↓

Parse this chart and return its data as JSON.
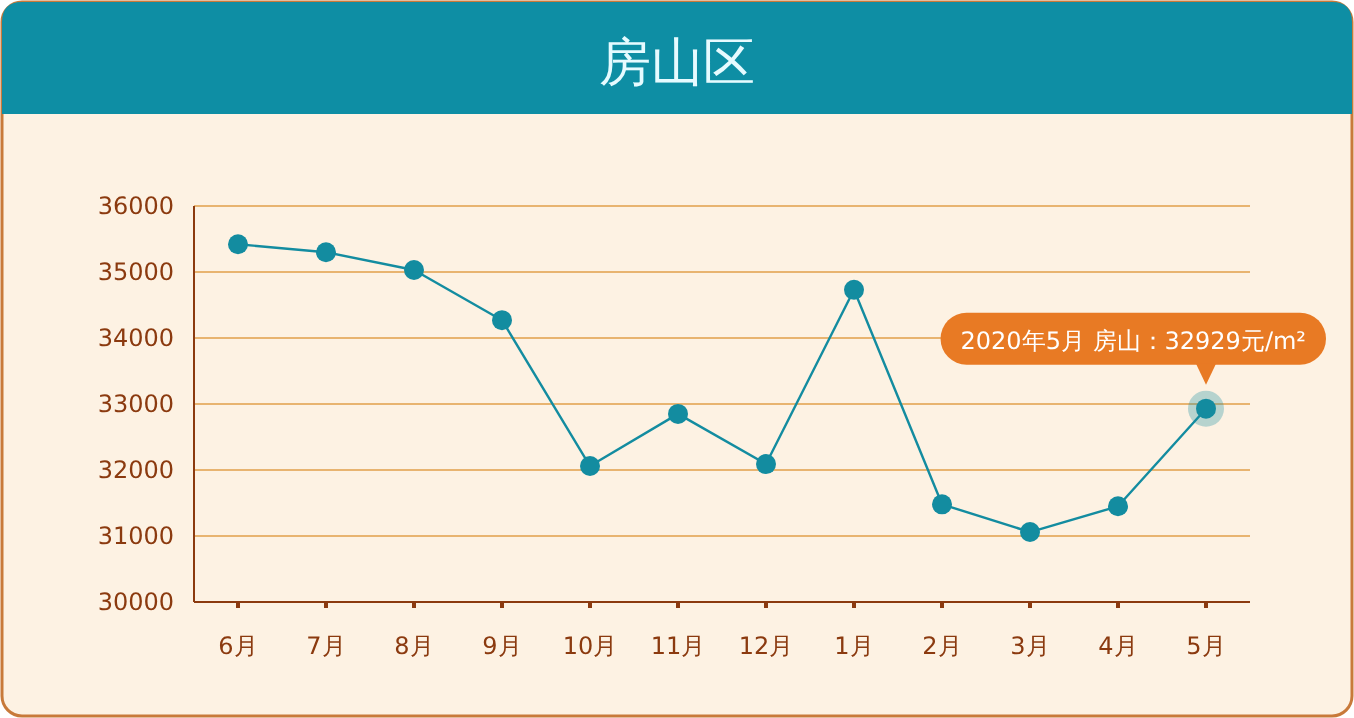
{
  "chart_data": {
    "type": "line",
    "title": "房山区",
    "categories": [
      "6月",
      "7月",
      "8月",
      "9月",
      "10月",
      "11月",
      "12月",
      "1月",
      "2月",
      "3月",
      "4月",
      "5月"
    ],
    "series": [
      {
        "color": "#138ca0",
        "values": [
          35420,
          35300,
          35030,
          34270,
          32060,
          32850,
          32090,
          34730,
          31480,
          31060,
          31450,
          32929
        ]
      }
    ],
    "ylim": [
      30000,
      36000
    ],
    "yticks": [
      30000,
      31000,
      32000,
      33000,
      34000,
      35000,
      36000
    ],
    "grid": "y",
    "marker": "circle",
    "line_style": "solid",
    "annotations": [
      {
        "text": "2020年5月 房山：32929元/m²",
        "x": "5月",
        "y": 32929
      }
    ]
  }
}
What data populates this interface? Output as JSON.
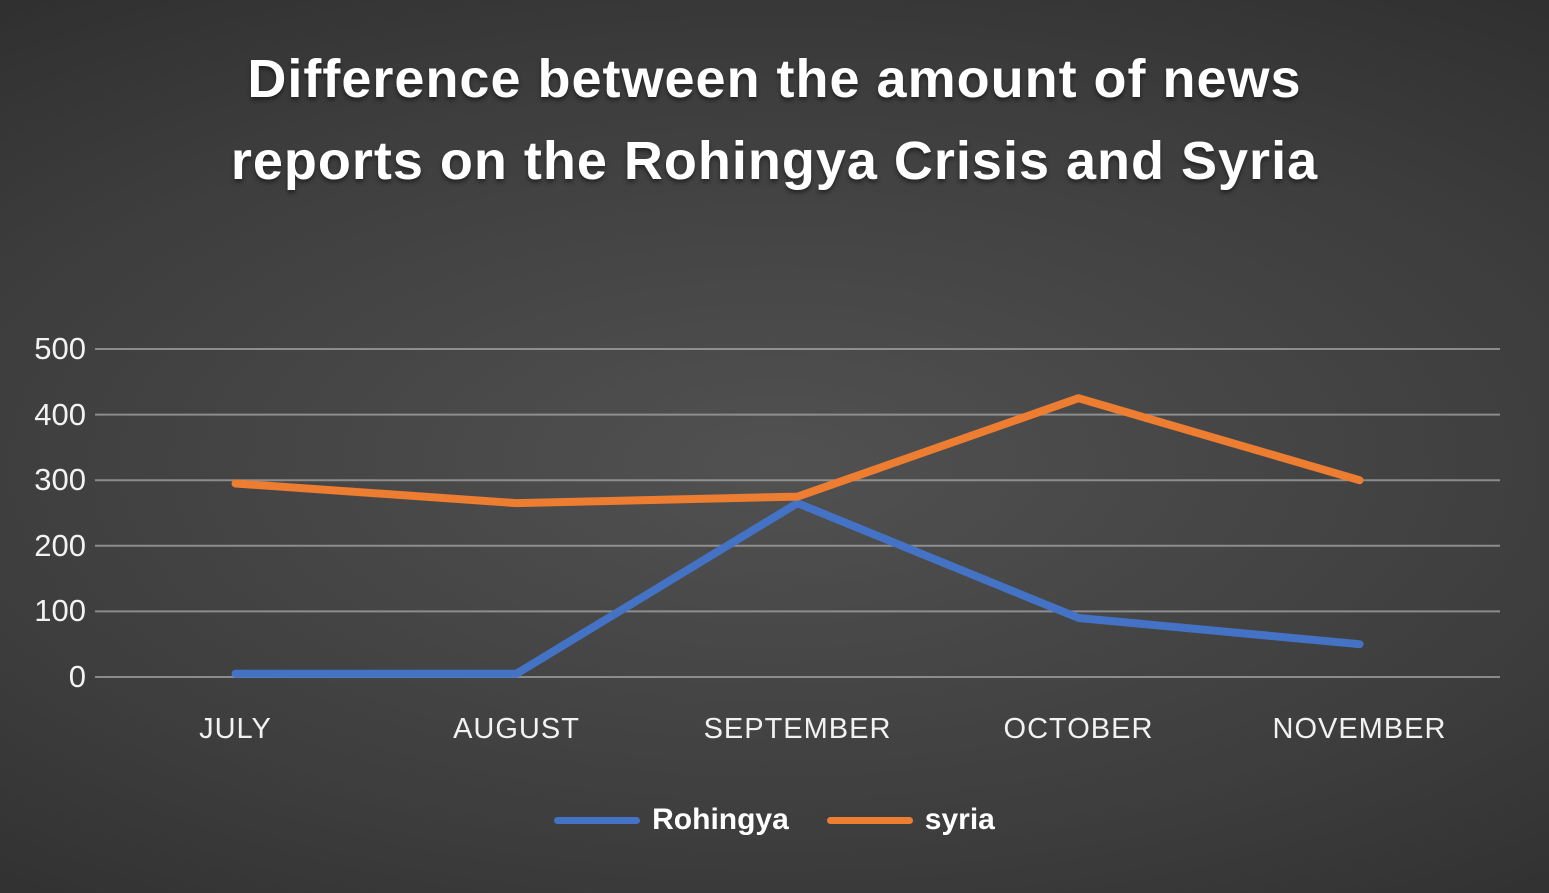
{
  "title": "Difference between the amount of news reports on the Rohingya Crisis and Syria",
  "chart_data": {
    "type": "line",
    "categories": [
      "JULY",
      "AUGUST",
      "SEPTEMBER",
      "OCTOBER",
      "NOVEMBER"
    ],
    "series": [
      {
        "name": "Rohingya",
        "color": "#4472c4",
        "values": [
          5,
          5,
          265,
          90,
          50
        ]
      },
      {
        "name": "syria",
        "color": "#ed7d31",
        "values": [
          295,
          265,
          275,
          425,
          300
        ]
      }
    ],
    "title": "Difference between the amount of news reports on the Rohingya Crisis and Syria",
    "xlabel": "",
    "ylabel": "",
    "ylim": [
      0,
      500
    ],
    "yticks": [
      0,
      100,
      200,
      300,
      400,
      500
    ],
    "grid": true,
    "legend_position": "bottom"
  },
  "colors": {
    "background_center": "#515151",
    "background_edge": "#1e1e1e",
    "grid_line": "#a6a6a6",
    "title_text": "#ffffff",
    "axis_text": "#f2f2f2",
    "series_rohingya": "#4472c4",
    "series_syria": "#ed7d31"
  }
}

↑
↓

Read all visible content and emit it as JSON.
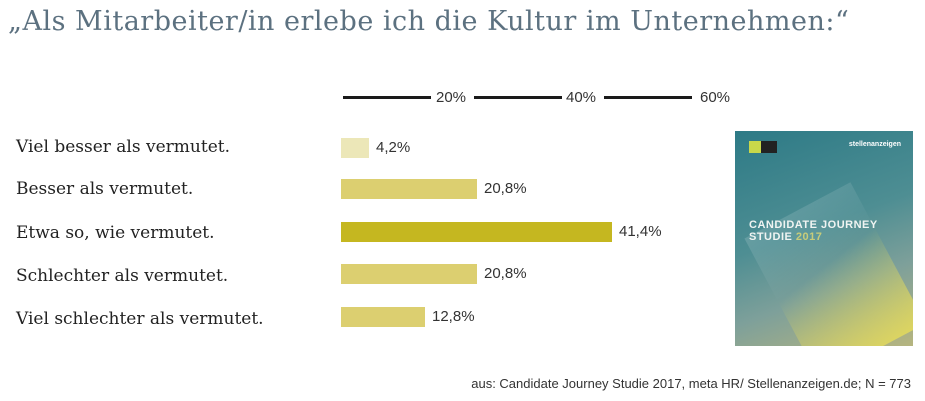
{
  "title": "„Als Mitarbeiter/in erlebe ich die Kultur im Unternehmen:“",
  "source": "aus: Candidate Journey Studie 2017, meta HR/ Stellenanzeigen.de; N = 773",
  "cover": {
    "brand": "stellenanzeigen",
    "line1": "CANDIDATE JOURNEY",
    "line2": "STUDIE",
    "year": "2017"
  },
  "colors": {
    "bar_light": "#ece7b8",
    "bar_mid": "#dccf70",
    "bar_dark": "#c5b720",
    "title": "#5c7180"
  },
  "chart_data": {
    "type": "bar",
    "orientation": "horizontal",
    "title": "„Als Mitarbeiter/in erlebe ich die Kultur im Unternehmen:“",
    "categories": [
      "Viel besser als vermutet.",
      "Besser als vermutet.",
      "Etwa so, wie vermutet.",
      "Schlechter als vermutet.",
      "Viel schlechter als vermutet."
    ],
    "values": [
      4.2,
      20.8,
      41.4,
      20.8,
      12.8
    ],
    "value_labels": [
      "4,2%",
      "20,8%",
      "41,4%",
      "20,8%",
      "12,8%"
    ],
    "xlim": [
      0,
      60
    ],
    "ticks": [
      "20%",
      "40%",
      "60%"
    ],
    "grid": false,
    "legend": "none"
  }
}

↑

=== What you will do ===
Search the entries for the word "this" and copy every line that has it.

=== Correct answer ===
Parse this chart and return its data as JSON.
What data populates this interface? Output as JSON.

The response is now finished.